** Data **

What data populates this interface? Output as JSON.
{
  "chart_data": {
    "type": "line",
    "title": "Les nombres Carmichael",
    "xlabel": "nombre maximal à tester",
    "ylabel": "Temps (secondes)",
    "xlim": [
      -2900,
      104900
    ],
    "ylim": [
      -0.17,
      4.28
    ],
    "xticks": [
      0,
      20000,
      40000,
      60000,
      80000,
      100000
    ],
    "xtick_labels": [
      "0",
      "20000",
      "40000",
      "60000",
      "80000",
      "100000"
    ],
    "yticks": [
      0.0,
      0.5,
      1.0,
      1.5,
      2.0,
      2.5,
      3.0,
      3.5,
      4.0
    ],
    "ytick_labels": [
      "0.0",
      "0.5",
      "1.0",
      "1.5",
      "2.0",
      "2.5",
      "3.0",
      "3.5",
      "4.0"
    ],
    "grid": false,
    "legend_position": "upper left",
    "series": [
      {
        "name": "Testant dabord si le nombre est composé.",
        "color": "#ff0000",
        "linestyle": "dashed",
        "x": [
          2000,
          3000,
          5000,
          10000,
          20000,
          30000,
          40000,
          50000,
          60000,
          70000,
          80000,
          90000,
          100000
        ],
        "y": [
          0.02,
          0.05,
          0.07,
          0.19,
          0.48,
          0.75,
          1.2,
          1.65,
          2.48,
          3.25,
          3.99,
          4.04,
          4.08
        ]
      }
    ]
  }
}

** Your objective **
Reproduce each entry word for word.

** Result of this task **
What data populates this interface? Output as JSON.
{
  "chart_data": {
    "type": "line",
    "title": "Les nombres Carmichael",
    "xlabel": "nombre maximal à tester",
    "ylabel": "Temps (secondes)",
    "xlim": [
      -2900,
      104900
    ],
    "ylim": [
      -0.17,
      4.28
    ],
    "xticks": [
      0,
      20000,
      40000,
      60000,
      80000,
      100000
    ],
    "xtick_labels": [
      "0",
      "20000",
      "40000",
      "60000",
      "80000",
      "100000"
    ],
    "yticks": [
      0.0,
      0.5,
      1.0,
      1.5,
      2.0,
      2.5,
      3.0,
      3.5,
      4.0
    ],
    "ytick_labels": [
      "0.0",
      "0.5",
      "1.0",
      "1.5",
      "2.0",
      "2.5",
      "3.0",
      "3.5",
      "4.0"
    ],
    "grid": false,
    "legend_position": "upper left",
    "series": [
      {
        "name": "Testant dabord si le nombre est composé.",
        "color": "#ff0000",
        "linestyle": "dashed",
        "x": [
          2000,
          3000,
          5000,
          10000,
          20000,
          30000,
          40000,
          50000,
          60000,
          70000,
          80000,
          90000,
          100000
        ],
        "y": [
          0.02,
          0.05,
          0.07,
          0.19,
          0.48,
          0.75,
          1.2,
          1.65,
          2.48,
          3.25,
          3.99,
          4.04,
          4.08
        ]
      }
    ]
  }
}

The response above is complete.